• _Do this_
The exercise asks for every line of the data to be reproduced exactly.

• _Provided records_
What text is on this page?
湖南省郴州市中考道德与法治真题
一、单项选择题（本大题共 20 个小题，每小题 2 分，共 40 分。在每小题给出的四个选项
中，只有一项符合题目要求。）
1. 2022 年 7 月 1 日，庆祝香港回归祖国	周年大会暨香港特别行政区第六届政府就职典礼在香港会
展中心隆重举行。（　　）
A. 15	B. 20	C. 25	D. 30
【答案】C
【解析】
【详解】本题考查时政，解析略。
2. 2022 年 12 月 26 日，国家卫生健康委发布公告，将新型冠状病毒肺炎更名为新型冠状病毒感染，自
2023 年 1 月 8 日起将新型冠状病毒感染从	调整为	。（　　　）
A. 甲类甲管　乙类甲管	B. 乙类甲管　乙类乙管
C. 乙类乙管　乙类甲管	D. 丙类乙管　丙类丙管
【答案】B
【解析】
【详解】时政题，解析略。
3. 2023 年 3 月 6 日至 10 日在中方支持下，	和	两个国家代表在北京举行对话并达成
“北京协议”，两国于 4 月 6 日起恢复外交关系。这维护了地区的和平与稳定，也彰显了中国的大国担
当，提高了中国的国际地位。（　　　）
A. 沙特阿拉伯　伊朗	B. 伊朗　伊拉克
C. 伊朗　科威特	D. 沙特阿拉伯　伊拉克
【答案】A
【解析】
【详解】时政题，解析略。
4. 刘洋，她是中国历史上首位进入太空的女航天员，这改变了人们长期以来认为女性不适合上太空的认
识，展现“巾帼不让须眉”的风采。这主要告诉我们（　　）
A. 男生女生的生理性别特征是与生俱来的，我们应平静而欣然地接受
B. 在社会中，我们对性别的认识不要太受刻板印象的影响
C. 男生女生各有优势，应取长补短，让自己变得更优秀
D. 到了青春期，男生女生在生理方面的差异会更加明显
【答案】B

• _Task response_
What text is on this page?
湖南省郴州市中考道德与法治真题
一、单项选择题（本大题共 20 个小题，每小题 2 分，共 40 分。在每小题给出的四个选项
中，只有一项符合题目要求。）
1. 2022 年 7 月 1 日，庆祝香港回归祖国	周年大会暨香港特别行政区第六届政府就职典礼在香港会
展中心隆重举行。（　　）
A. 15	B. 20	C. 25	D. 30
【答案】C
【解析】
【详解】本题考查时政，解析略。
2. 2022 年 12 月 26 日，国家卫生健康委发布公告，将新型冠状病毒肺炎更名为新型冠状病毒感染，自
2023 年 1 月 8 日起将新型冠状病毒感染从	调整为	。（　　　）
A. 甲类甲管　乙类甲管	B. 乙类甲管　乙类乙管
C. 乙类乙管　乙类甲管	D. 丙类乙管　丙类丙管
【答案】B
【解析】
【详解】时政题，解析略。
3. 2023 年 3 月 6 日至 10 日在中方支持下，	和	两个国家代表在北京举行对话并达成
“北京协议”，两国于 4 月 6 日起恢复外交关系。这维护了地区的和平与稳定，也彰显了中国的大国担
当，提高了中国的国际地位。（　　　）
A. 沙特阿拉伯　伊朗	B. 伊朗　伊拉克
C. 伊朗　科威特	D. 沙特阿拉伯　伊拉克
【答案】A
【解析】
【详解】时政题，解析略。
4. 刘洋，她是中国历史上首位进入太空的女航天员，这改变了人们长期以来认为女性不适合上太空的认
识，展现“巾帼不让须眉”的风采。这主要告诉我们（　　）
A. 男生女生的生理性别特征是与生俱来的，我们应平静而欣然地接受
B. 在社会中，我们对性别的认识不要太受刻板印象的影响
C. 男生女生各有优势，应取长补短，让自己变得更优秀
D. 到了青春期，男生女生在生理方面的差异会更加明显
【答案】B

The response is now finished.